>>>

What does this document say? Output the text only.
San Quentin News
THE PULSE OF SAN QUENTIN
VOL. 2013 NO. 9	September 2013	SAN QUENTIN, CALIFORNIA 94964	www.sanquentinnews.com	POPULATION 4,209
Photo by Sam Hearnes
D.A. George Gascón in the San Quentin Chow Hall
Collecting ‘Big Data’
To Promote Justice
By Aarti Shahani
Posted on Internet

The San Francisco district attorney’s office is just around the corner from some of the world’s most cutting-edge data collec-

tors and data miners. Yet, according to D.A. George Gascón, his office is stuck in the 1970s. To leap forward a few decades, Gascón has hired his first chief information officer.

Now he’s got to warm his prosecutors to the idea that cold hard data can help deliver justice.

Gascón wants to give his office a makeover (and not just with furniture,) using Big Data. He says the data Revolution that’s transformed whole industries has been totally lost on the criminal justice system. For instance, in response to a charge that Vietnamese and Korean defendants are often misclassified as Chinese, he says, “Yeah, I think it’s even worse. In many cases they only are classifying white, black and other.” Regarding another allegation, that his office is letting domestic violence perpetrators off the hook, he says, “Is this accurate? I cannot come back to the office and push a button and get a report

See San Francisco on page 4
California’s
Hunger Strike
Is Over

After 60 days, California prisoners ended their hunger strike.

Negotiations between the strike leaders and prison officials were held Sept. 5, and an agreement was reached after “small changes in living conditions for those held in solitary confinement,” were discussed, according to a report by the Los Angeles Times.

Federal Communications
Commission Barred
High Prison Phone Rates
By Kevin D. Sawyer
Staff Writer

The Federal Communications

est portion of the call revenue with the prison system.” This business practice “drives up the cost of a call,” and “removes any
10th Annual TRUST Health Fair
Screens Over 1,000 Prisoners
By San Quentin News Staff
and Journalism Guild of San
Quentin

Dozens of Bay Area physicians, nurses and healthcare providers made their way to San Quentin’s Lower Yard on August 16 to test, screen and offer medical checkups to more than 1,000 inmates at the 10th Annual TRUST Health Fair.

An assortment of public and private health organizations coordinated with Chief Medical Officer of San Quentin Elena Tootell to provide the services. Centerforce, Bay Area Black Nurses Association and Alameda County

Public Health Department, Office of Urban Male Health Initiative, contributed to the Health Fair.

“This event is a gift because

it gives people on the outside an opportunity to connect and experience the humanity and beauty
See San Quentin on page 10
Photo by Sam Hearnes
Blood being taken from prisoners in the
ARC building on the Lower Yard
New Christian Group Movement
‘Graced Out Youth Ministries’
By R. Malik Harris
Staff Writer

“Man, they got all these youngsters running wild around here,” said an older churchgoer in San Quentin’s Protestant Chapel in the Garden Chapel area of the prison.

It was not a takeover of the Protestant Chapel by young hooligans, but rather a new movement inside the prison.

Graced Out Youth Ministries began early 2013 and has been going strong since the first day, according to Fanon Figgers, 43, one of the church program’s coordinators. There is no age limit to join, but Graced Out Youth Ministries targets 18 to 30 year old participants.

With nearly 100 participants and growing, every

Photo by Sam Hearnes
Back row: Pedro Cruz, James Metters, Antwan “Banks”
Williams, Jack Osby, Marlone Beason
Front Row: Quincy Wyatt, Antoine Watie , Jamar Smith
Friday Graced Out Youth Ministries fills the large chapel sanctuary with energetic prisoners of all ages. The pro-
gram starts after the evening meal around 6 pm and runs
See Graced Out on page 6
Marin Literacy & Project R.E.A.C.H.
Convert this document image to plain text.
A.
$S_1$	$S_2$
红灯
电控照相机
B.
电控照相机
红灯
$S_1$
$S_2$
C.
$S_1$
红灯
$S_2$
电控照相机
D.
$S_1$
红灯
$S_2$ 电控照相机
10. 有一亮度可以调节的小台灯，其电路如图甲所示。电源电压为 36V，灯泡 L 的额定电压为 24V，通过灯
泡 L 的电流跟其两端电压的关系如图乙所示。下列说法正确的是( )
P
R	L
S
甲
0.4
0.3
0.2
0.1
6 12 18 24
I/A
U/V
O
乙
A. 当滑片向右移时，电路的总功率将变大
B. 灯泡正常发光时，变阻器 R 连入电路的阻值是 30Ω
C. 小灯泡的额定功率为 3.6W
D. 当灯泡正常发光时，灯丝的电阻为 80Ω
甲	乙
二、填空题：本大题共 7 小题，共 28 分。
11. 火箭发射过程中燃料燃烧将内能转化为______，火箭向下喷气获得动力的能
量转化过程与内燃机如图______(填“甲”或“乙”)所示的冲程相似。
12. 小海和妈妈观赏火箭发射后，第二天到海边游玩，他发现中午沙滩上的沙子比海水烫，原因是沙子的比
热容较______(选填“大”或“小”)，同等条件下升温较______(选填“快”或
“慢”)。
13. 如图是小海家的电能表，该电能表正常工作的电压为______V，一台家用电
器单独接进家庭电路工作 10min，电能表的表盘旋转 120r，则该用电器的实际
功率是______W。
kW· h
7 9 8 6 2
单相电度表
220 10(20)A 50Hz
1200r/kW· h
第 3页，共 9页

<<<

• Written request: Take the records above and return them exactly as written.

• Answer below:
What does this document say? Output the text only.
San Quentin News
THE PULSE OF SAN QUENTIN
VOL. 2013 NO. 9	September 2013	SAN QUENTIN, CALIFORNIA 94964	www.sanquentinnews.com	POPULATION 4,209
Photo by Sam Hearnes
D.A. George Gascón in the San Quentin Chow Hall
Collecting ‘Big Data’
To Promote Justice
By Aarti Shahani
Posted on Internet

The San Francisco district attorney’s office is just around the corner from some of the world’s most cutting-edge data collec-

tors and data miners. Yet, according to D.A. George Gascón, his office is stuck in the 1970s. To leap forward a few decades, Gascón has hired his first chief information officer.

Now he’s got to warm his prosecutors to the idea that cold hard data can help deliver justice.

Gascón wants to give his office a makeover (and not just with furniture,) using Big Data. He says the data Revolution that’s transformed whole industries has been totally lost on the criminal justice system. For instance, in response to a charge that Vietnamese and Korean defendants are often misclassified as Chinese, he says, “Yeah, I think it’s even worse. In many cases they only are classifying white, black and other.” Regarding another allegation, that his office is letting domestic violence perpetrators off the hook, he says, “Is this accurate? I cannot come back to the office and push a button and get a report

See San Francisco on page 4
California’s
Hunger Strike
Is Over

After 60 days, California prisoners ended their hunger strike.

Negotiations between the strike leaders and prison officials were held Sept. 5, and an agreement was reached after “small changes in living conditions for those held in solitary confinement,” were discussed, according to a report by the Los Angeles Times.

Federal Communications
Commission Barred
High Prison Phone Rates
By Kevin D. Sawyer
Staff Writer

The Federal Communications

est portion of the call revenue with the prison system.” This business practice “drives up the cost of a call,” and “removes any
10th Annual TRUST Health Fair
Screens Over 1,000 Prisoners
By San Quentin News Staff
and Journalism Guild of San
Quentin

Dozens of Bay Area physicians, nurses and healthcare providers made their way to San Quentin’s Lower Yard on August 16 to test, screen and offer medical checkups to more than 1,000 inmates at the 10th Annual TRUST Health Fair.

An assortment of public and private health organizations coordinated with Chief Medical Officer of San Quentin Elena Tootell to provide the services. Centerforce, Bay Area Black Nurses Association and Alameda County

Public Health Department, Office of Urban Male Health Initiative, contributed to the Health Fair.

“This event is a gift because

it gives people on the outside an opportunity to connect and experience the humanity and beauty
See San Quentin on page 10
Photo by Sam Hearnes
Blood being taken from prisoners in the
ARC building on the Lower Yard
New Christian Group Movement
‘Graced Out Youth Ministries’
By R. Malik Harris
Staff Writer

“Man, they got all these youngsters running wild around here,” said an older churchgoer in San Quentin’s Protestant Chapel in the Garden Chapel area of the prison.

It was not a takeover of the Protestant Chapel by young hooligans, but rather a new movement inside the prison.

Graced Out Youth Ministries began early 2013 and has been going strong since the first day, according to Fanon Figgers, 43, one of the church program’s coordinators. There is no age limit to join, but Graced Out Youth Ministries targets 18 to 30 year old participants.

With nearly 100 participants and growing, every

Photo by Sam Hearnes
Back row: Pedro Cruz, James Metters, Antwan “Banks”
Williams, Jack Osby, Marlone Beason
Front Row: Quincy Wyatt, Antoine Watie , Jamar Smith
Friday Graced Out Youth Ministries fills the large chapel sanctuary with energetic prisoners of all ages. The pro-
gram starts after the evening meal around 6 pm and runs
See Graced Out on page 6
Marin Literacy & Project R.E.A.C.H.
Convert this document image to plain text.
A.
$S_1$	$S_2$
红灯
电控照相机
B.
电控照相机
红灯
$S_1$
$S_2$
C.
$S_1$
红灯
$S_2$
电控照相机
D.
$S_1$
红灯
$S_2$ 电控照相机
10. 有一亮度可以调节的小台灯，其电路如图甲所示。电源电压为 36V，灯泡 L 的额定电压为 24V，通过灯
泡 L 的电流跟其两端电压的关系如图乙所示。下列说法正确的是( )
P
R	L
S
甲
0.4
0.3
0.2
0.1
6 12 18 24
I/A
U/V
O
乙
A. 当滑片向右移时，电路的总功率将变大
B. 灯泡正常发光时，变阻器 R 连入电路的阻值是 30Ω
C. 小灯泡的额定功率为 3.6W
D. 当灯泡正常发光时，灯丝的电阻为 80Ω
甲	乙
二、填空题：本大题共 7 小题，共 28 分。
11. 火箭发射过程中燃料燃烧将内能转化为______，火箭向下喷气获得动力的能
量转化过程与内燃机如图______(填“甲”或“乙”)所示的冲程相似。
12. 小海和妈妈观赏火箭发射后，第二天到海边游玩，他发现中午沙滩上的沙子比海水烫，原因是沙子的比
热容较______(选填“大”或“小”)，同等条件下升温较______(选填“快”或
“慢”)。
13. 如图是小海家的电能表，该电能表正常工作的电压为______V，一台家用电
器单独接进家庭电路工作 10min，电能表的表盘旋转 120r，则该用电器的实际
功率是______W。
kW· h
7 9 8 6 2
单相电度表
220 10(20)A 50Hz
1200r/kW· h
第 3页，共 9页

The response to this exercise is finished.